# [Set exercise]
Please write out the material that follows, exactly as it stands.

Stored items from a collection
^^^^^^^^^^^^^^^^
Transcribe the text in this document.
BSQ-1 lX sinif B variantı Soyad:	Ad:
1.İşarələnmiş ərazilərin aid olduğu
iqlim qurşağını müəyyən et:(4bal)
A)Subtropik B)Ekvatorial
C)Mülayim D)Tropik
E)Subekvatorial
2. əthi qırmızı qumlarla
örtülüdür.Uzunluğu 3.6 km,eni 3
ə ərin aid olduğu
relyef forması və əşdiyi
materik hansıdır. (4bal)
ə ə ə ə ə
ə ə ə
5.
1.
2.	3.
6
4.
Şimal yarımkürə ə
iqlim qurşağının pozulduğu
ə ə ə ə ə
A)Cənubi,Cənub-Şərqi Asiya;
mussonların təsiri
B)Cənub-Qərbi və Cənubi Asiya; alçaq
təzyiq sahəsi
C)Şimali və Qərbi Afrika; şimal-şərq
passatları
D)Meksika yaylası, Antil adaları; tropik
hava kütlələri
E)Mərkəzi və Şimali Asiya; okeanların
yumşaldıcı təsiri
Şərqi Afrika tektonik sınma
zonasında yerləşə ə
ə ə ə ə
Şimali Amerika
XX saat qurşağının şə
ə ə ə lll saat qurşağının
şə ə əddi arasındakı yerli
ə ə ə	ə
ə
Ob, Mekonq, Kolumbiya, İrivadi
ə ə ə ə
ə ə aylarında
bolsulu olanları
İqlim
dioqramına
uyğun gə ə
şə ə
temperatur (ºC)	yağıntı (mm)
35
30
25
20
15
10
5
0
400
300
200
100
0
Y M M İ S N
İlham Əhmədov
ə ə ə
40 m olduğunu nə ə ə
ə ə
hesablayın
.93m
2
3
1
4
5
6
^^^^^^^^^^^^^^^^
# [Task response]
Transcribe the text in this document.
BSQ-1 lX sinif B variantı Soyad:	Ad:
1.İşarələnmiş ərazilərin aid olduğu
iqlim qurşağını müəyyən et:(4bal)
A)Subtropik B)Ekvatorial
C)Mülayim D)Tropik
E)Subekvatorial
2. əthi qırmızı qumlarla
örtülüdür.Uzunluğu 3.6 km,eni 3
ə ərin aid olduğu
relyef forması və əşdiyi
materik hansıdır. (4bal)
ə ə ə ə ə
ə ə ə
5.
1.
2.	3.
6
4.
Şimal yarımkürə ə
iqlim qurşağının pozulduğu
ə ə ə ə ə
A)Cənubi,Cənub-Şərqi Asiya;
mussonların təsiri
B)Cənub-Qərbi və Cənubi Asiya; alçaq
təzyiq sahəsi
C)Şimali və Qərbi Afrika; şimal-şərq
passatları
D)Meksika yaylası, Antil adaları; tropik
hava kütlələri
E)Mərkəzi və Şimali Asiya; okeanların
yumşaldıcı təsiri
Şərqi Afrika tektonik sınma
zonasında yerləşə ə
ə ə ə ə
Şimali Amerika
XX saat qurşağının şə
ə ə ə lll saat qurşağının
şə ə əddi arasındakı yerli
ə ə ə	ə
ə
Ob, Mekonq, Kolumbiya, İrivadi
ə ə ə ə
ə ə aylarında
bolsulu olanları
İqlim
dioqramına
uyğun gə ə
şə ə
temperatur (ºC)	yağıntı (mm)
35
30
25
20
15
10
5
0
400
300
200
100
0
Y M M İ S N
İlham Əhmədov
ə ə ə
40 m olduğunu nə ə ə
ə ə
hesablayın
.93m
2
3
1
4
5
6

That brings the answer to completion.